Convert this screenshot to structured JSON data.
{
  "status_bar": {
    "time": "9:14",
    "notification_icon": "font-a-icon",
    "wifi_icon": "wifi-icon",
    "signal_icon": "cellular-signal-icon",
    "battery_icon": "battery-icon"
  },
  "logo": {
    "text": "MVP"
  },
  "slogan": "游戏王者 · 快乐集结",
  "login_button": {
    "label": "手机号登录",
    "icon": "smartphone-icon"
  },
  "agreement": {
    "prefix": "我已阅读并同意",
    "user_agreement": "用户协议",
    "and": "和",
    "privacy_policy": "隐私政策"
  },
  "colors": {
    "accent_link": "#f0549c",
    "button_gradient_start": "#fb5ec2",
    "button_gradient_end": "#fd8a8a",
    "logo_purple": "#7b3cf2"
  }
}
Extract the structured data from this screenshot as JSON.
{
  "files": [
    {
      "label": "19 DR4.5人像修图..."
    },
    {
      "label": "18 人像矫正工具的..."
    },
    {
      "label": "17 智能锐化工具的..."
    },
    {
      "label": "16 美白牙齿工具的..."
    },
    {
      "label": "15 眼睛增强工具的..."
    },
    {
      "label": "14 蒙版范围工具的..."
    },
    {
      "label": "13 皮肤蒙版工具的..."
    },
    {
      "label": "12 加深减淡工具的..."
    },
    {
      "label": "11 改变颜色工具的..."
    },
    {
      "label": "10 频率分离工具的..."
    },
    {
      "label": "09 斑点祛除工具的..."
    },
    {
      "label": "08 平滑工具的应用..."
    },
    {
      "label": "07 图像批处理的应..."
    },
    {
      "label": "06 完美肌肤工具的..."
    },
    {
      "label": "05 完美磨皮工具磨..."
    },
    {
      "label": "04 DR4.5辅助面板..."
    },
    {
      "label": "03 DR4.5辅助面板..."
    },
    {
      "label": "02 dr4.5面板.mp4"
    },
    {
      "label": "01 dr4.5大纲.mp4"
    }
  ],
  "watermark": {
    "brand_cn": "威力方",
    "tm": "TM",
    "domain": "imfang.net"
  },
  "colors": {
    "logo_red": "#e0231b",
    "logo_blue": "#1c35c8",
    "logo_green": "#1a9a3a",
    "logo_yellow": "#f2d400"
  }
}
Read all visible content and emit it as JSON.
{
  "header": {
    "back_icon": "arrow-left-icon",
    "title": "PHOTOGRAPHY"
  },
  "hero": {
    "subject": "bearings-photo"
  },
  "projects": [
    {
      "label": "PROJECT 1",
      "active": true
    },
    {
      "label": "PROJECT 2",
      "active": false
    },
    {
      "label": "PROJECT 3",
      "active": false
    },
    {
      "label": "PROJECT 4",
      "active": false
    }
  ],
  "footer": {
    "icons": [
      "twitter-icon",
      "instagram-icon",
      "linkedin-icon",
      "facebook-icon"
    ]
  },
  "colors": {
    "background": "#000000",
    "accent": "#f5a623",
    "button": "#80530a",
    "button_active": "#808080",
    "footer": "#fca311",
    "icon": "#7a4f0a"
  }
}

------

Prompt: Write the listing out again, exactly as it reads.

Answer to the task:
Convert this screenshot to structured JSON data.
{
  "status_bar": {
    "time": "9:14",
    "notification_icon": "font-a-icon",
    "wifi_icon": "wifi-icon",
    "signal_icon": "cellular-signal-icon",
    "battery_icon": "battery-icon"
  },
  "logo": {
    "text": "MVP"
  },
  "slogan": "游戏王者 · 快乐集结",
  "login_button": {
    "label": "手机号登录",
    "icon": "smartphone-icon"
  },
  "agreement": {
    "prefix": "我已阅读并同意",
    "user_agreement": "用户协议",
    "and": "和",
    "privacy_policy": "隐私政策"
  },
  "colors": {
    "accent_link": "#f0549c",
    "button_gradient_start": "#fb5ec2",
    "button_gradient_end": "#fd8a8a",
    "logo_purple": "#7b3cf2"
  }
}
Extract the structured data from this screenshot as JSON.
{
  "files": [
    {
      "label": "19 DR4.5人像修图..."
    },
    {
      "label": "18 人像矫正工具的..."
    },
    {
      "label": "17 智能锐化工具的..."
    },
    {
      "label": "16 美白牙齿工具的..."
    },
    {
      "label": "15 眼睛增强工具的..."
    },
    {
      "label": "14 蒙版范围工具的..."
    },
    {
      "label": "13 皮肤蒙版工具的..."
    },
    {
      "label": "12 加深减淡工具的..."
    },
    {
      "label": "11 改变颜色工具的..."
    },
    {
      "label": "10 频率分离工具的..."
    },
    {
      "label": "09 斑点祛除工具的..."
    },
    {
      "label": "08 平滑工具的应用..."
    },
    {
      "label": "07 图像批处理的应..."
    },
    {
      "label": "06 完美肌肤工具的..."
    },
    {
      "label": "05 完美磨皮工具磨..."
    },
    {
      "label": "04 DR4.5辅助面板..."
    },
    {
      "label": "03 DR4.5辅助面板..."
    },
    {
      "label": "02 dr4.5面板.mp4"
    },
    {
      "label": "01 dr4.5大纲.mp4"
    }
  ],
  "watermark": {
    "brand_cn": "威力方",
    "tm": "TM",
    "domain": "imfang.net"
  },
  "colors": {
    "logo_red": "#e0231b",
    "logo_blue": "#1c35c8",
    "logo_green": "#1a9a3a",
    "logo_yellow": "#f2d400"
  }
}
Read all visible content and emit it as JSON.
{
  "header": {
    "back_icon": "arrow-left-icon",
    "title": "PHOTOGRAPHY"
  },
  "hero": {
    "subject": "bearings-photo"
  },
  "projects": [
    {
      "label": "PROJECT 1",
      "active": true
    },
    {
      "label": "PROJECT 2",
      "active": false
    },
    {
      "label": "PROJECT 3",
      "active": false
    },
    {
      "label": "PROJECT 4",
      "active": false
    }
  ],
  "footer": {
    "icons": [
      "twitter-icon",
      "instagram-icon",
      "linkedin-icon",
      "facebook-icon"
    ]
  },
  "colors": {
    "background": "#000000",
    "accent": "#f5a623",
    "button": "#80530a",
    "button_active": "#808080",
    "footer": "#fca311",
    "icon": "#7a4f0a"
  }
}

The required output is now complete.